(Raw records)
-=-=-=-=-

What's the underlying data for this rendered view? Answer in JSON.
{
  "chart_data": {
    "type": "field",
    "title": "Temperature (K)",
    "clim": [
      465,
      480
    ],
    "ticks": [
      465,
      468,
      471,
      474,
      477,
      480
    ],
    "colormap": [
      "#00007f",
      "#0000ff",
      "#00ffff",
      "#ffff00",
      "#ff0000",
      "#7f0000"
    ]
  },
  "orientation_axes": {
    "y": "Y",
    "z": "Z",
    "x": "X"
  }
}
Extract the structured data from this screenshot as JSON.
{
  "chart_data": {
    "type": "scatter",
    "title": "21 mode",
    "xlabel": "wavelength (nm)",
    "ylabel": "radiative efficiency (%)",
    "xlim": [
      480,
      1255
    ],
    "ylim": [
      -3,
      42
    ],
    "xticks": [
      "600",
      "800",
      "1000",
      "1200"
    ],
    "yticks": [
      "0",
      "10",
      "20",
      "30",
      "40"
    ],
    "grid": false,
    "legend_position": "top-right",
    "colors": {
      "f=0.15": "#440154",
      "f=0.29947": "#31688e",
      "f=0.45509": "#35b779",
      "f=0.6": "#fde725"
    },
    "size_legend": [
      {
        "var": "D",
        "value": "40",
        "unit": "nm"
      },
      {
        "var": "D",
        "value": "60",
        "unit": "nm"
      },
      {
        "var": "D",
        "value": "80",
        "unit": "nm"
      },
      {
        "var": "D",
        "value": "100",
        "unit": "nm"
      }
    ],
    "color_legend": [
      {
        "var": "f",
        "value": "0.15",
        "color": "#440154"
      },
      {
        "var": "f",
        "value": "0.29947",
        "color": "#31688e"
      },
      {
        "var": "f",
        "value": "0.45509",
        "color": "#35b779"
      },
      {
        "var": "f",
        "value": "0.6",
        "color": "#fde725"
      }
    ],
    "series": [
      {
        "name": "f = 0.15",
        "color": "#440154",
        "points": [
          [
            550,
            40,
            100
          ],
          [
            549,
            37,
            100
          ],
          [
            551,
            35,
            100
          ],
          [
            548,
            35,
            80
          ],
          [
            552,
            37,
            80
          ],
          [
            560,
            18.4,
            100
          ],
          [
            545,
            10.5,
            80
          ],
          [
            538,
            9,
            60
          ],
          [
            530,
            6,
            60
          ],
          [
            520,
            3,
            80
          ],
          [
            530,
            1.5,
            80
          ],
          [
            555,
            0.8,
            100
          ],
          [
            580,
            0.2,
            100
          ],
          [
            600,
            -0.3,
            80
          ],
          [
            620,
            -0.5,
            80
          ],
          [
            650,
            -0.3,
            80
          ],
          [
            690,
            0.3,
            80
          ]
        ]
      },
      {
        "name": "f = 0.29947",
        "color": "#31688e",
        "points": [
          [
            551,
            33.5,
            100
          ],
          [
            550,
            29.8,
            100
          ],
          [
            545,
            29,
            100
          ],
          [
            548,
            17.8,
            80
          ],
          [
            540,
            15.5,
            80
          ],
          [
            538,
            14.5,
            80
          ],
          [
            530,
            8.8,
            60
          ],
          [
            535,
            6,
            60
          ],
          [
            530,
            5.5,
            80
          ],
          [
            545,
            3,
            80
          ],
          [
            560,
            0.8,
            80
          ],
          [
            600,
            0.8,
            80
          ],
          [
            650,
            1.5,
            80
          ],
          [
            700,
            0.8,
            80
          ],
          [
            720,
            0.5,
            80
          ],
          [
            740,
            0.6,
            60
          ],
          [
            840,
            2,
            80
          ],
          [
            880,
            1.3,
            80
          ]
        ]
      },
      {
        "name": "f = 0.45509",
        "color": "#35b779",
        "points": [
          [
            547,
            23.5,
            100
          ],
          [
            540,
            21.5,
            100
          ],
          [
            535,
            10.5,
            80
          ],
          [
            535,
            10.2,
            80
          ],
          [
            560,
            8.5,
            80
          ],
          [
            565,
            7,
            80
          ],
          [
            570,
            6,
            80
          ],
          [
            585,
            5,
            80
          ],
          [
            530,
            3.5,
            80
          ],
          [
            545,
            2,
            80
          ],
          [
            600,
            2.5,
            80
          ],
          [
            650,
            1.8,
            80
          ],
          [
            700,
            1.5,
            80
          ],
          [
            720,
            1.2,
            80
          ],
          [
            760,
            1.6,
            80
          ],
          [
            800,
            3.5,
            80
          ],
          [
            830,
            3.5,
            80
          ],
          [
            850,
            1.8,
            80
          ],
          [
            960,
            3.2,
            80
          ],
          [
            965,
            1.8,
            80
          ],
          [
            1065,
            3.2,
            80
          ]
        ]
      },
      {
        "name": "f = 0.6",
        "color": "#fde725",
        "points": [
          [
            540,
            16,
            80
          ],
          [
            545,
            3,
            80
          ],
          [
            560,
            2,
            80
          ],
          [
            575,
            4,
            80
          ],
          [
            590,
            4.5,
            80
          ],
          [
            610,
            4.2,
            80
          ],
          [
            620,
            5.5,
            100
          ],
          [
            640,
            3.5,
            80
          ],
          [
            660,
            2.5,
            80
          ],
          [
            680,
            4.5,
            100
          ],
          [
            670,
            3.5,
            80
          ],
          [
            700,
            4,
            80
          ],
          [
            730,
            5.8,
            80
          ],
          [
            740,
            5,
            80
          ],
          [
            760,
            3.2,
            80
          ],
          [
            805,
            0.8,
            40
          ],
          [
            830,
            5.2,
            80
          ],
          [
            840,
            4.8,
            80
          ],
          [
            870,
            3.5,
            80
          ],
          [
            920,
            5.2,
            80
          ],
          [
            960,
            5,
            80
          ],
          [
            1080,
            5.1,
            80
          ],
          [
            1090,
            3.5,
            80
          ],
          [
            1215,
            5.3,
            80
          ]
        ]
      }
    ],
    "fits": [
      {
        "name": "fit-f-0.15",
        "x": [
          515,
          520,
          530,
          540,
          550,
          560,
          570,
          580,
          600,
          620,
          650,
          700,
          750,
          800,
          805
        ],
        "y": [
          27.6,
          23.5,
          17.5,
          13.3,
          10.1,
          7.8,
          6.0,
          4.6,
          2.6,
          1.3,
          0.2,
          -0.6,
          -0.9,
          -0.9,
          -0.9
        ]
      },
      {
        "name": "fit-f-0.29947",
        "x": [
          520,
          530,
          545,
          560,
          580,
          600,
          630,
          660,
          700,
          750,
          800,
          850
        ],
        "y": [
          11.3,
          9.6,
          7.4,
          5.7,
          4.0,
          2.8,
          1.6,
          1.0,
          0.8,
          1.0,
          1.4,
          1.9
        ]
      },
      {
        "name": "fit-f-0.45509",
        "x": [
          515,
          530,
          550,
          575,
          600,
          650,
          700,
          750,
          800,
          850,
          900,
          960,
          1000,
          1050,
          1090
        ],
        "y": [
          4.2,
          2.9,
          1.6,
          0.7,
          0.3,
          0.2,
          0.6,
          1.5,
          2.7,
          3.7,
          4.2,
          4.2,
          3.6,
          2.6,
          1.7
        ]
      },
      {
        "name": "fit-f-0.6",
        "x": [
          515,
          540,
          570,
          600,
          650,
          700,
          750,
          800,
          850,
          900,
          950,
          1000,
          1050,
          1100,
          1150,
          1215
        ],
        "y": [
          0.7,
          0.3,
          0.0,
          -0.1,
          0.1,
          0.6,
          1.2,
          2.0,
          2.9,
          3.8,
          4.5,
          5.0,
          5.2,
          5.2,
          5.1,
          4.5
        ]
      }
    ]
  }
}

-=-=-=-=-

WRITTEN REQUEST:
Write out every record shown above, word for word.

WRITTEN ANSWER:
What's the underlying data for this rendered view? Answer in JSON.
{
  "chart_data": {
    "type": "field",
    "title": "Temperature (K)",
    "clim": [
      465,
      480
    ],
    "ticks": [
      465,
      468,
      471,
      474,
      477,
      480
    ],
    "colormap": [
      "#00007f",
      "#0000ff",
      "#00ffff",
      "#ffff00",
      "#ff0000",
      "#7f0000"
    ]
  },
  "orientation_axes": {
    "y": "Y",
    "z": "Z",
    "x": "X"
  }
}
Extract the structured data from this screenshot as JSON.
{
  "chart_data": {
    "type": "scatter",
    "title": "21 mode",
    "xlabel": "wavelength (nm)",
    "ylabel": "radiative efficiency (%)",
    "xlim": [
      480,
      1255
    ],
    "ylim": [
      -3,
      42
    ],
    "xticks": [
      "600",
      "800",
      "1000",
      "1200"
    ],
    "yticks": [
      "0",
      "10",
      "20",
      "30",
      "40"
    ],
    "grid": false,
    "legend_position": "top-right",
    "colors": {
      "f=0.15": "#440154",
      "f=0.29947": "#31688e",
      "f=0.45509": "#35b779",
      "f=0.6": "#fde725"
    },
    "size_legend": [
      {
        "var": "D",
        "value": "40",
        "unit": "nm"
      },
      {
        "var": "D",
        "value": "60",
        "unit": "nm"
      },
      {
        "var": "D",
        "value": "80",
        "unit": "nm"
      },
      {
        "var": "D",
        "value": "100",
        "unit": "nm"
      }
    ],
    "color_legend": [
      {
        "var": "f",
        "value": "0.15",
        "color": "#440154"
      },
      {
        "var": "f",
        "value": "0.29947",
        "color": "#31688e"
      },
      {
        "var": "f",
        "value": "0.45509",
        "color": "#35b779"
      },
      {
        "var": "f",
        "value": "0.6",
        "color": "#fde725"
      }
    ],
    "series": [
      {
        "name": "f = 0.15",
        "color": "#440154",
        "points": [
          [
            550,
            40,
            100
          ],
          [
            549,
            37,
            100
          ],
          [
            551,
            35,
            100
          ],
          [
            548,
            35,
            80
          ],
          [
            552,
            37,
            80
          ],
          [
            560,
            18.4,
            100
          ],
          [
            545,
            10.5,
            80
          ],
          [
            538,
            9,
            60
          ],
          [
            530,
            6,
            60
          ],
          [
            520,
            3,
            80
          ],
          [
            530,
            1.5,
            80
          ],
          [
            555,
            0.8,
            100
          ],
          [
            580,
            0.2,
            100
          ],
          [
            600,
            -0.3,
            80
          ],
          [
            620,
            -0.5,
            80
          ],
          [
            650,
            -0.3,
            80
          ],
          [
            690,
            0.3,
            80
          ]
        ]
      },
      {
        "name": "f = 0.29947",
        "color": "#31688e",
        "points": [
          [
            551,
            33.5,
            100
          ],
          [
            550,
            29.8,
            100
          ],
          [
            545,
            29,
            100
          ],
          [
            548,
            17.8,
            80
          ],
          [
            540,
            15.5,
            80
          ],
          [
            538,
            14.5,
            80
          ],
          [
            530,
            8.8,
            60
          ],
          [
            535,
            6,
            60
          ],
          [
            530,
            5.5,
            80
          ],
          [
            545,
            3,
            80
          ],
          [
            560,
            0.8,
            80
          ],
          [
            600,
            0.8,
            80
          ],
          [
            650,
            1.5,
            80
          ],
          [
            700,
            0.8,
            80
          ],
          [
            720,
            0.5,
            80
          ],
          [
            740,
            0.6,
            60
          ],
          [
            840,
            2,
            80
          ],
          [
            880,
            1.3,
            80
          ]
        ]
      },
      {
        "name": "f = 0.45509",
        "color": "#35b779",
        "points": [
          [
            547,
            23.5,
            100
          ],
          [
            540,
            21.5,
            100
          ],
          [
            535,
            10.5,
            80
          ],
          [
            535,
            10.2,
            80
          ],
          [
            560,
            8.5,
            80
          ],
          [
            565,
            7,
            80
          ],
          [
            570,
            6,
            80
          ],
          [
            585,
            5,
            80
          ],
          [
            530,
            3.5,
            80
          ],
          [
            545,
            2,
            80
          ],
          [
            600,
            2.5,
            80
          ],
          [
            650,
            1.8,
            80
          ],
          [
            700,
            1.5,
            80
          ],
          [
            720,
            1.2,
            80
          ],
          [
            760,
            1.6,
            80
          ],
          [
            800,
            3.5,
            80
          ],
          [
            830,
            3.5,
            80
          ],
          [
            850,
            1.8,
            80
          ],
          [
            960,
            3.2,
            80
          ],
          [
            965,
            1.8,
            80
          ],
          [
            1065,
            3.2,
            80
          ]
        ]
      },
      {
        "name": "f = 0.6",
        "color": "#fde725",
        "points": [
          [
            540,
            16,
            80
          ],
          [
            545,
            3,
            80
          ],
          [
            560,
            2,
            80
          ],
          [
            575,
            4,
            80
          ],
          [
            590,
            4.5,
            80
          ],
          [
            610,
            4.2,
            80
          ],
          [
            620,
            5.5,
            100
          ],
          [
            640,
            3.5,
            80
          ],
          [
            660,
            2.5,
            80
          ],
          [
            680,
            4.5,
            100
          ],
          [
            670,
            3.5,
            80
          ],
          [
            700,
            4,
            80
          ],
          [
            730,
            5.8,
            80
          ],
          [
            740,
            5,
            80
          ],
          [
            760,
            3.2,
            80
          ],
          [
            805,
            0.8,
            40
          ],
          [
            830,
            5.2,
            80
          ],
          [
            840,
            4.8,
            80
          ],
          [
            870,
            3.5,
            80
          ],
          [
            920,
            5.2,
            80
          ],
          [
            960,
            5,
            80
          ],
          [
            1080,
            5.1,
            80
          ],
          [
            1090,
            3.5,
            80
          ],
          [
            1215,
            5.3,
            80
          ]
        ]
      }
    ],
    "fits": [
      {
        "name": "fit-f-0.15",
        "x": [
          515,
          520,
          530,
          540,
          550,
          560,
          570,
          580,
          600,
          620,
          650,
          700,
          750,
          800,
          805
        ],
        "y": [
          27.6,
          23.5,
          17.5,
          13.3,
          10.1,
          7.8,
          6.0,
          4.6,
          2.6,
          1.3,
          0.2,
          -0.6,
          -0.9,
          -0.9,
          -0.9
        ]
      },
      {
        "name": "fit-f-0.29947",
        "x": [
          520,
          530,
          545,
          560,
          580,
          600,
          630,
          660,
          700,
          750,
          800,
          850
        ],
        "y": [
          11.3,
          9.6,
          7.4,
          5.7,
          4.0,
          2.8,
          1.6,
          1.0,
          0.8,
          1.0,
          1.4,
          1.9
        ]
      },
      {
        "name": "fit-f-0.45509",
        "x": [
          515,
          530,
          550,
          575,
          600,
          650,
          700,
          750,
          800,
          850,
          900,
          960,
          1000,
          1050,
          1090
        ],
        "y": [
          4.2,
          2.9,
          1.6,
          0.7,
          0.3,
          0.2,
          0.6,
          1.5,
          2.7,
          3.7,
          4.2,
          4.2,
          3.6,
          2.6,
          1.7
        ]
      },
      {
        "name": "fit-f-0.6",
        "x": [
          515,
          540,
          570,
          600,
          650,
          700,
          750,
          800,
          850,
          900,
          950,
          1000,
          1050,
          1100,
          1150,
          1215
        ],
        "y": [
          0.7,
          0.3,
          0.0,
          -0.1,
          0.1,
          0.6,
          1.2,
          2.0,
          2.9,
          3.8,
          4.5,
          5.0,
          5.2,
          5.2,
          5.1,
          4.5
        ]
      }
    ]
  }
}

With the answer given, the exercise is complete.